--- Start ---

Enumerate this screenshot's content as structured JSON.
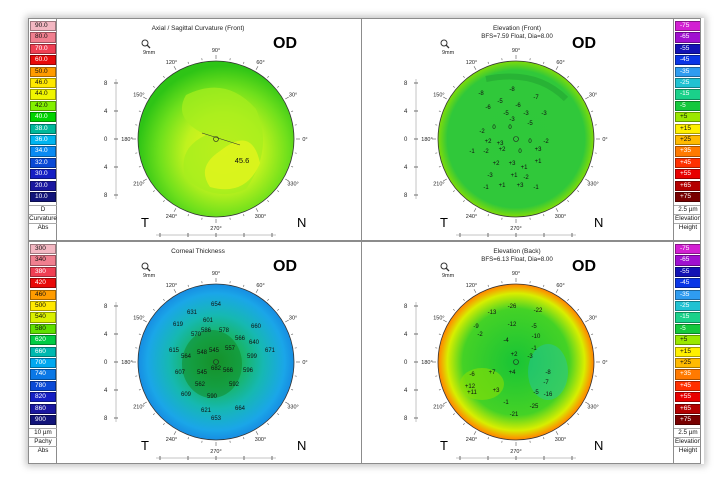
{
  "scales": {
    "curvature": {
      "values": [
        "90.0",
        "80.0",
        "70.0",
        "60.0",
        "50.0",
        "46.0",
        "44.0",
        "42.0",
        "40.0",
        "38.0",
        "36.0",
        "34.0",
        "32.0",
        "30.0",
        "20.0",
        "10.0"
      ],
      "colors": [
        "#f3b7c2",
        "#f07f8f",
        "#ef3f53",
        "#e80a0a",
        "#ff9c00",
        "#ffe800",
        "#f0f500",
        "#82f000",
        "#00d400",
        "#00b89a",
        "#00b5f0",
        "#0a8af2",
        "#0a49d6",
        "#151fc4",
        "#1a17a0",
        "#12147a"
      ],
      "foot": [
        "D",
        "Curvature",
        "Abs"
      ]
    },
    "elevation_front": {
      "values": [
        "-75",
        "-65",
        "-55",
        "-45",
        "-35",
        "-25",
        "-15",
        "-5",
        "+5",
        "+15",
        "+25",
        "+35",
        "+45",
        "+55",
        "+65",
        "+75"
      ],
      "colors": [
        "#d220d2",
        "#a010d0",
        "#1212b4",
        "#0a36e6",
        "#2f9cf0",
        "#20c2d2",
        "#1ad18a",
        "#14c83c",
        "#9be800",
        "#fff000",
        "#ffba00",
        "#ff7a00",
        "#ff3000",
        "#e80000",
        "#b40000",
        "#780000"
      ],
      "foot": [
        "2.5 µm",
        "Elevation",
        "Height"
      ]
    },
    "pachy": {
      "values": [
        "300",
        "340",
        "380",
        "420",
        "460",
        "500",
        "540",
        "580",
        "620",
        "660",
        "700",
        "740",
        "780",
        "820",
        "860",
        "900"
      ],
      "colors": [
        "#f3b7c2",
        "#f07f8f",
        "#ef3f53",
        "#e80a0a",
        "#ff9c00",
        "#ffe800",
        "#d9f000",
        "#5fe000",
        "#00cc44",
        "#00b8b0",
        "#00a8f0",
        "#0a78e6",
        "#0a49d6",
        "#151fc4",
        "#1a17a0",
        "#12147a"
      ],
      "foot": [
        "10 µm",
        "Pachy",
        "Abs"
      ]
    },
    "elevation_back": {
      "values": [
        "-75",
        "-65",
        "-55",
        "-45",
        "-35",
        "-25",
        "-15",
        "-5",
        "+5",
        "+15",
        "+25",
        "+35",
        "+45",
        "+55",
        "+65",
        "+75"
      ],
      "colors": [
        "#d220d2",
        "#a010d0",
        "#1212b4",
        "#0a36e6",
        "#2f9cf0",
        "#20c2d2",
        "#1ad18a",
        "#14c83c",
        "#9be800",
        "#fff000",
        "#ffba00",
        "#ff7a00",
        "#ff3000",
        "#e80000",
        "#b40000",
        "#780000"
      ],
      "foot": [
        "2.5 µm",
        "Elevation",
        "Height"
      ]
    }
  },
  "panels": {
    "axial": {
      "title": "Axial / Sagittal Curvature (Front)",
      "subtitle": "",
      "eye": "OD",
      "mag": "9mm",
      "temporal": "T",
      "nasal": "N",
      "center_value": "45.6",
      "values": []
    },
    "elev_front": {
      "title": "Elevation (Front)",
      "subtitle": "BFS=7.59 Float, Dia=8.00",
      "eye": "OD",
      "mag": "9mm",
      "temporal": "T",
      "nasal": "N",
      "values": [
        "-8",
        "-8",
        "-7",
        "-5",
        "-6",
        "-6",
        "-5",
        "-3",
        "-3",
        "-3",
        "-5",
        "-2",
        "0",
        "0",
        "+2",
        "+3",
        "0",
        "-2",
        "-1",
        "-2",
        "+2",
        "0",
        "+3",
        "+2",
        "+3",
        "+1",
        "+1",
        "+1",
        "-3",
        "-2",
        "+1",
        "+3",
        "-1",
        "-1"
      ]
    },
    "pachy": {
      "title": "Corneal Thickness",
      "subtitle": "",
      "eye": "OD",
      "mag": "9mm",
      "temporal": "T",
      "nasal": "N",
      "values": [
        "654",
        "631",
        "601",
        "619",
        "586",
        "578",
        "570",
        "566",
        "660",
        "640",
        "615",
        "564",
        "548",
        "545",
        "557",
        "599",
        "671",
        "607",
        "545",
        "566",
        "596",
        "682",
        "562",
        "592",
        "609",
        "590",
        "621",
        "653",
        "664"
      ]
    },
    "elev_back": {
      "title": "Elevation (Back)",
      "subtitle": "BFS=6.13 Float, Dia=8.00",
      "eye": "OD",
      "mag": "9mm",
      "temporal": "T",
      "nasal": "N",
      "values": [
        "-13",
        "-26",
        "-22",
        "-9",
        "-12",
        "-5",
        "-2",
        "-10",
        "-4",
        "+2",
        "-3",
        "-1",
        "-6",
        "+7",
        "+4",
        "-8",
        "+12",
        "+11",
        "+3",
        "-5",
        "-16",
        "-21",
        "-25",
        "-1",
        "-7"
      ]
    }
  },
  "axis": {
    "y_ticks": [
      "8",
      "4",
      "0",
      "4",
      "8"
    ],
    "x_ticks": [
      "8",
      "4",
      "0",
      "4",
      "8"
    ],
    "angles": [
      "90°",
      "60°",
      "30°",
      "0°",
      "330°",
      "300°",
      "270°",
      "240°",
      "210°",
      "180°",
      "150°",
      "120°"
    ]
  }
}
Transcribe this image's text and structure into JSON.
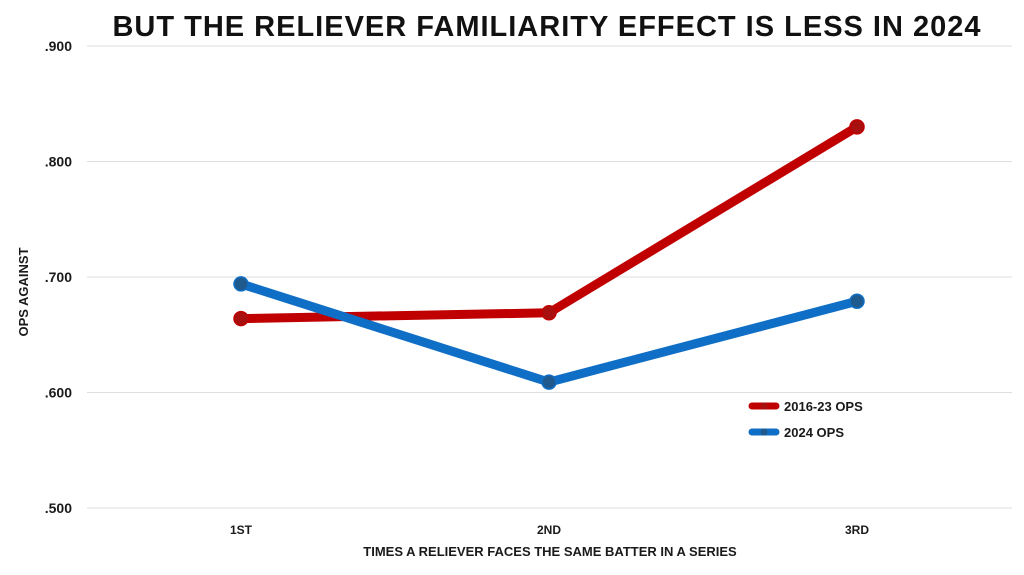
{
  "chart_data": {
    "type": "line",
    "title": "BUT THE RELIEVER FAMILIARITY EFFECT IS LESS IN 2024",
    "xlabel": "TIMES A RELIEVER FACES THE SAME BATTER IN A SERIES",
    "ylabel": "OPS AGAINST",
    "categories": [
      "1ST",
      "2ND",
      "3RD"
    ],
    "ylim": [
      0.5,
      0.9
    ],
    "yticks": [
      0.9,
      0.8,
      0.7,
      0.6,
      0.5
    ],
    "ytick_labels": [
      ".900",
      ".800",
      ".700",
      ".600",
      ".500"
    ],
    "grid": true,
    "legend_position": "bottom-right",
    "series": [
      {
        "name": "2016-23 OPS",
        "color": "#c00000",
        "marker_color": "#a80f0f",
        "values": [
          0.664,
          0.669,
          0.83
        ]
      },
      {
        "name": "2024 OPS",
        "color": "#0f6fc6",
        "marker_color": "#1f5a8f",
        "values": [
          0.694,
          0.609,
          0.679
        ]
      }
    ]
  }
}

--- End ---

Pictures don't belong in the copy. Restate all the entries exactly.

**Response below:**
Enumerate this screenshot's content as structured JSON.
{
  "scales": {
    "curvature": {
      "values": [
        "90.0",
        "80.0",
        "70.0",
        "60.0",
        "50.0",
        "46.0",
        "44.0",
        "42.0",
        "40.0",
        "38.0",
        "36.0",
        "34.0",
        "32.0",
        "30.0",
        "20.0",
        "10.0"
      ],
      "colors": [
        "#f3b7c2",
        "#f07f8f",
        "#ef3f53",
        "#e80a0a",
        "#ff9c00",
        "#ffe800",
        "#f0f500",
        "#82f000",
        "#00d400",
        "#00b89a",
        "#00b5f0",
        "#0a8af2",
        "#0a49d6",
        "#151fc4",
        "#1a17a0",
        "#12147a"
      ],
      "foot": [
        "D",
        "Curvature",
        "Abs"
      ]
    },
    "elevation_front": {
      "values": [
        "-75",
        "-65",
        "-55",
        "-45",
        "-35",
        "-25",
        "-15",
        "-5",
        "+5",
        "+15",
        "+25",
        "+35",
        "+45",
        "+55",
        "+65",
        "+75"
      ],
      "colors": [
        "#d220d2",
        "#a010d0",
        "#1212b4",
        "#0a36e6",
        "#2f9cf0",
        "#20c2d2",
        "#1ad18a",
        "#14c83c",
        "#9be800",
        "#fff000",
        "#ffba00",
        "#ff7a00",
        "#ff3000",
        "#e80000",
        "#b40000",
        "#780000"
      ],
      "foot": [
        "2.5 µm",
        "Elevation",
        "Height"
      ]
    },
    "pachy": {
      "values": [
        "300",
        "340",
        "380",
        "420",
        "460",
        "500",
        "540",
        "580",
        "620",
        "660",
        "700",
        "740",
        "780",
        "820",
        "860",
        "900"
      ],
      "colors": [
        "#f3b7c2",
        "#f07f8f",
        "#ef3f53",
        "#e80a0a",
        "#ff9c00",
        "#ffe800",
        "#d9f000",
        "#5fe000",
        "#00cc44",
        "#00b8b0",
        "#00a8f0",
        "#0a78e6",
        "#0a49d6",
        "#151fc4",
        "#1a17a0",
        "#12147a"
      ],
      "foot": [
        "10 µm",
        "Pachy",
        "Abs"
      ]
    },
    "elevation_back": {
      "values": [
        "-75",
        "-65",
        "-55",
        "-45",
        "-35",
        "-25",
        "-15",
        "-5",
        "+5",
        "+15",
        "+25",
        "+35",
        "+45",
        "+55",
        "+65",
        "+75"
      ],
      "colors": [
        "#d220d2",
        "#a010d0",
        "#1212b4",
        "#0a36e6",
        "#2f9cf0",
        "#20c2d2",
        "#1ad18a",
        "#14c83c",
        "#9be800",
        "#fff000",
        "#ffba00",
        "#ff7a00",
        "#ff3000",
        "#e80000",
        "#b40000",
        "#780000"
      ],
      "foot": [
        "2.5 µm",
        "Elevation",
        "Height"
      ]
    }
  },
  "panels": {
    "axial": {
      "title": "Axial / Sagittal Curvature (Front)",
      "subtitle": "",
      "eye": "OD",
      "mag": "9mm",
      "temporal": "T",
      "nasal": "N",
      "center_value": "45.6",
      "values": []
    },
    "elev_front": {
      "title": "Elevation (Front)",
      "subtitle": "BFS=7.59 Float, Dia=8.00",
      "eye": "OD",
      "mag": "9mm",
      "temporal": "T",
      "nasal": "N",
      "values": [
        "-8",
        "-8",
        "-7",
        "-5",
        "-6",
        "-6",
        "-5",
        "-3",
        "-3",
        "-3",
        "-5",
        "-2",
        "0",
        "0",
        "+2",
        "+3",
        "0",
        "-2",
        "-1",
        "-2",
        "+2",
        "0",
        "+3",
        "+2",
        "+3",
        "+1",
        "+1",
        "+1",
        "-3",
        "-2",
        "+1",
        "+3",
        "-1",
        "-1"
      ]
    },
    "pachy": {
      "title": "Corneal Thickness",
      "subtitle": "",
      "eye": "OD",
      "mag": "9mm",
      "temporal": "T",
      "nasal": "N",
      "values": [
        "654",
        "631",
        "601",
        "619",
        "586",
        "578",
        "570",
        "566",
        "660",
        "640",
        "615",
        "564",
        "548",
        "545",
        "557",
        "599",
        "671",
        "607",
        "545",
        "566",
        "596",
        "682",
        "562",
        "592",
        "609",
        "590",
        "621",
        "653",
        "664"
      ]
    },
    "elev_back": {
      "title": "Elevation (Back)",
      "subtitle": "BFS=6.13 Float, Dia=8.00",
      "eye": "OD",
      "mag": "9mm",
      "temporal": "T",
      "nasal": "N",
      "values": [
        "-13",
        "-26",
        "-22",
        "-9",
        "-12",
        "-5",
        "-2",
        "-10",
        "-4",
        "+2",
        "-3",
        "-1",
        "-6",
        "+7",
        "+4",
        "-8",
        "+12",
        "+11",
        "+3",
        "-5",
        "-16",
        "-21",
        "-25",
        "-1",
        "-7"
      ]
    }
  },
  "axis": {
    "y_ticks": [
      "8",
      "4",
      "0",
      "4",
      "8"
    ],
    "x_ticks": [
      "8",
      "4",
      "0",
      "4",
      "8"
    ],
    "angles": [
      "90°",
      "60°",
      "30°",
      "0°",
      "330°",
      "300°",
      "270°",
      "240°",
      "210°",
      "180°",
      "150°",
      "120°"
    ]
  }
}
Transcribe this image's text and structure into JSON.
{
  "chart_data": {
    "type": "line",
    "title": "BUT THE RELIEVER FAMILIARITY EFFECT IS LESS IN 2024",
    "xlabel": "TIMES A RELIEVER FACES THE SAME BATTER IN A SERIES",
    "ylabel": "OPS AGAINST",
    "categories": [
      "1ST",
      "2ND",
      "3RD"
    ],
    "ylim": [
      0.5,
      0.9
    ],
    "yticks": [
      0.9,
      0.8,
      0.7,
      0.6,
      0.5
    ],
    "ytick_labels": [
      ".900",
      ".800",
      ".700",
      ".600",
      ".500"
    ],
    "grid": true,
    "legend_position": "bottom-right",
    "series": [
      {
        "name": "2016-23 OPS",
        "color": "#c00000",
        "marker_color": "#a80f0f",
        "values": [
          0.664,
          0.669,
          0.83
        ]
      },
      {
        "name": "2024 OPS",
        "color": "#0f6fc6",
        "marker_color": "#1f5a8f",
        "values": [
          0.694,
          0.609,
          0.679
        ]
      }
    ]
  }
}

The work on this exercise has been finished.